━━━━━ Data listing ━━━━━
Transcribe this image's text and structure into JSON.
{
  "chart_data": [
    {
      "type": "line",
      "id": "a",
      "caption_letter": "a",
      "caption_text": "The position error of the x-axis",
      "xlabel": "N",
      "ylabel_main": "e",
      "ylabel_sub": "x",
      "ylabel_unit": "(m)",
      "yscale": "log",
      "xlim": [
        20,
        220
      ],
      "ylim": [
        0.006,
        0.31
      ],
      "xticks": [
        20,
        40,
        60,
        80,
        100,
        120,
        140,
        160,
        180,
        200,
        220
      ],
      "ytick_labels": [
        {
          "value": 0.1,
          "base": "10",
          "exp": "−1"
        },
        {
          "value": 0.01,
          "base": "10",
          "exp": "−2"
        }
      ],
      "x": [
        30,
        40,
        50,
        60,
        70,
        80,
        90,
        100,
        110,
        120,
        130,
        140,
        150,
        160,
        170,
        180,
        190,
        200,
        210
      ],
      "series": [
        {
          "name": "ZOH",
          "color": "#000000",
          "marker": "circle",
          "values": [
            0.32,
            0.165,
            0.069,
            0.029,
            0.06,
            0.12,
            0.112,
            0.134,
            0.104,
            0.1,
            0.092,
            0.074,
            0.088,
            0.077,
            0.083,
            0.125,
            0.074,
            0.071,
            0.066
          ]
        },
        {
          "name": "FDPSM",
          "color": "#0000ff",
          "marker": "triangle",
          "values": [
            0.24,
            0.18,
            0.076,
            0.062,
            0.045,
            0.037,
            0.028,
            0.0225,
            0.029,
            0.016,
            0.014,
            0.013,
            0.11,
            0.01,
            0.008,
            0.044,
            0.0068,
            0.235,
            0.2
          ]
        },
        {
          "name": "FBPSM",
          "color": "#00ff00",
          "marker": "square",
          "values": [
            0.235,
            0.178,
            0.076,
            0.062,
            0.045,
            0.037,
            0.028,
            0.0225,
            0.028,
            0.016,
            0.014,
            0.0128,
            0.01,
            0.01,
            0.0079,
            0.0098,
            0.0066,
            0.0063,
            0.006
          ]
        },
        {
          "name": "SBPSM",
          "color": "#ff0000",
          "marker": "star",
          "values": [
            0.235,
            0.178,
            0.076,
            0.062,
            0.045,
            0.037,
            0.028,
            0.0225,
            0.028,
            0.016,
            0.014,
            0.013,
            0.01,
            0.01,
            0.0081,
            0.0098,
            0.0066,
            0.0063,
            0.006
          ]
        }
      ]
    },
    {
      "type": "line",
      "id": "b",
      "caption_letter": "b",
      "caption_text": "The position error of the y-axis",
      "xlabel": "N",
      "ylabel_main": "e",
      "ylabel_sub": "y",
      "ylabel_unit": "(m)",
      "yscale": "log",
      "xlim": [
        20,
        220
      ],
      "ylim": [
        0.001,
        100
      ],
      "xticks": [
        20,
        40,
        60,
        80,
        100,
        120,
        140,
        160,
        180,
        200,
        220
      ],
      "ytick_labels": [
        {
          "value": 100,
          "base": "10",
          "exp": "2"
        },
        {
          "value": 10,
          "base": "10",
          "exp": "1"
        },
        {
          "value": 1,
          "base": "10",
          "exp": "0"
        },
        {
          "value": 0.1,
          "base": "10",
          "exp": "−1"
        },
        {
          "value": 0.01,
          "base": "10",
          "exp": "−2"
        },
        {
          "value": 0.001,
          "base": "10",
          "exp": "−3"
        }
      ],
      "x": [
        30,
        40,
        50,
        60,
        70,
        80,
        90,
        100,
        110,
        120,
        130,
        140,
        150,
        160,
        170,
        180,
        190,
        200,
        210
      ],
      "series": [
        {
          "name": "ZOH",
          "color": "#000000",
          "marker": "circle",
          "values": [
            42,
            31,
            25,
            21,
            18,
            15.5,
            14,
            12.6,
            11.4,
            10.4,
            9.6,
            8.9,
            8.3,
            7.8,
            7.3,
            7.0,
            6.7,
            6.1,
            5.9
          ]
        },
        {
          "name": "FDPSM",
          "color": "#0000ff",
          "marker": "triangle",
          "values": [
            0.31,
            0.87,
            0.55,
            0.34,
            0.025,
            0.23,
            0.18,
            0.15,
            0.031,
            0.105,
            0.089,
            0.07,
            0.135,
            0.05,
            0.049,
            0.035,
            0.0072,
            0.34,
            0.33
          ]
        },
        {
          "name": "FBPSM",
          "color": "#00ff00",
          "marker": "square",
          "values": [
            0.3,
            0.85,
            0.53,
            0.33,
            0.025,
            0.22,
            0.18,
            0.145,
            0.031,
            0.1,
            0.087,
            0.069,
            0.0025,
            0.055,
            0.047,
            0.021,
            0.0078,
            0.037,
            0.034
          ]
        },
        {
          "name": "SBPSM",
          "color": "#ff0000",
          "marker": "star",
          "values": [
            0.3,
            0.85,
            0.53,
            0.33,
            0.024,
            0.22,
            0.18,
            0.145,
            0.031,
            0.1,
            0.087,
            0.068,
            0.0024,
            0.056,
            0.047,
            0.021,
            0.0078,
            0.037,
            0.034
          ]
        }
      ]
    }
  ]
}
━━━━━
- [What to produce]:
Repeat the material above in full, exactly as it stands.

- [Result of this exercise]:
Transcribe this image's text and structure into JSON.
{
  "chart_data": [
    {
      "type": "line",
      "id": "a",
      "caption_letter": "a",
      "caption_text": "The position error of the x-axis",
      "xlabel": "N",
      "ylabel_main": "e",
      "ylabel_sub": "x",
      "ylabel_unit": "(m)",
      "yscale": "log",
      "xlim": [
        20,
        220
      ],
      "ylim": [
        0.006,
        0.31
      ],
      "xticks": [
        20,
        40,
        60,
        80,
        100,
        120,
        140,
        160,
        180,
        200,
        220
      ],
      "ytick_labels": [
        {
          "value": 0.1,
          "base": "10",
          "exp": "−1"
        },
        {
          "value": 0.01,
          "base": "10",
          "exp": "−2"
        }
      ],
      "x": [
        30,
        40,
        50,
        60,
        70,
        80,
        90,
        100,
        110,
        120,
        130,
        140,
        150,
        160,
        170,
        180,
        190,
        200,
        210
      ],
      "series": [
        {
          "name": "ZOH",
          "color": "#000000",
          "marker": "circle",
          "values": [
            0.32,
            0.165,
            0.069,
            0.029,
            0.06,
            0.12,
            0.112,
            0.134,
            0.104,
            0.1,
            0.092,
            0.074,
            0.088,
            0.077,
            0.083,
            0.125,
            0.074,
            0.071,
            0.066
          ]
        },
        {
          "name": "FDPSM",
          "color": "#0000ff",
          "marker": "triangle",
          "values": [
            0.24,
            0.18,
            0.076,
            0.062,
            0.045,
            0.037,
            0.028,
            0.0225,
            0.029,
            0.016,
            0.014,
            0.013,
            0.11,
            0.01,
            0.008,
            0.044,
            0.0068,
            0.235,
            0.2
          ]
        },
        {
          "name": "FBPSM",
          "color": "#00ff00",
          "marker": "square",
          "values": [
            0.235,
            0.178,
            0.076,
            0.062,
            0.045,
            0.037,
            0.028,
            0.0225,
            0.028,
            0.016,
            0.014,
            0.0128,
            0.01,
            0.01,
            0.0079,
            0.0098,
            0.0066,
            0.0063,
            0.006
          ]
        },
        {
          "name": "SBPSM",
          "color": "#ff0000",
          "marker": "star",
          "values": [
            0.235,
            0.178,
            0.076,
            0.062,
            0.045,
            0.037,
            0.028,
            0.0225,
            0.028,
            0.016,
            0.014,
            0.013,
            0.01,
            0.01,
            0.0081,
            0.0098,
            0.0066,
            0.0063,
            0.006
          ]
        }
      ]
    },
    {
      "type": "line",
      "id": "b",
      "caption_letter": "b",
      "caption_text": "The position error of the y-axis",
      "xlabel": "N",
      "ylabel_main": "e",
      "ylabel_sub": "y",
      "ylabel_unit": "(m)",
      "yscale": "log",
      "xlim": [
        20,
        220
      ],
      "ylim": [
        0.001,
        100
      ],
      "xticks": [
        20,
        40,
        60,
        80,
        100,
        120,
        140,
        160,
        180,
        200,
        220
      ],
      "ytick_labels": [
        {
          "value": 100,
          "base": "10",
          "exp": "2"
        },
        {
          "value": 10,
          "base": "10",
          "exp": "1"
        },
        {
          "value": 1,
          "base": "10",
          "exp": "0"
        },
        {
          "value": 0.1,
          "base": "10",
          "exp": "−1"
        },
        {
          "value": 0.01,
          "base": "10",
          "exp": "−2"
        },
        {
          "value": 0.001,
          "base": "10",
          "exp": "−3"
        }
      ],
      "x": [
        30,
        40,
        50,
        60,
        70,
        80,
        90,
        100,
        110,
        120,
        130,
        140,
        150,
        160,
        170,
        180,
        190,
        200,
        210
      ],
      "series": [
        {
          "name": "ZOH",
          "color": "#000000",
          "marker": "circle",
          "values": [
            42,
            31,
            25,
            21,
            18,
            15.5,
            14,
            12.6,
            11.4,
            10.4,
            9.6,
            8.9,
            8.3,
            7.8,
            7.3,
            7.0,
            6.7,
            6.1,
            5.9
          ]
        },
        {
          "name": "FDPSM",
          "color": "#0000ff",
          "marker": "triangle",
          "values": [
            0.31,
            0.87,
            0.55,
            0.34,
            0.025,
            0.23,
            0.18,
            0.15,
            0.031,
            0.105,
            0.089,
            0.07,
            0.135,
            0.05,
            0.049,
            0.035,
            0.0072,
            0.34,
            0.33
          ]
        },
        {
          "name": "FBPSM",
          "color": "#00ff00",
          "marker": "square",
          "values": [
            0.3,
            0.85,
            0.53,
            0.33,
            0.025,
            0.22,
            0.18,
            0.145,
            0.031,
            0.1,
            0.087,
            0.069,
            0.0025,
            0.055,
            0.047,
            0.021,
            0.0078,
            0.037,
            0.034
          ]
        },
        {
          "name": "SBPSM",
          "color": "#ff0000",
          "marker": "star",
          "values": [
            0.3,
            0.85,
            0.53,
            0.33,
            0.024,
            0.22,
            0.18,
            0.145,
            0.031,
            0.1,
            0.087,
            0.068,
            0.0024,
            0.056,
            0.047,
            0.021,
            0.0078,
            0.037,
            0.034
          ]
        }
      ]
    }
  ]
}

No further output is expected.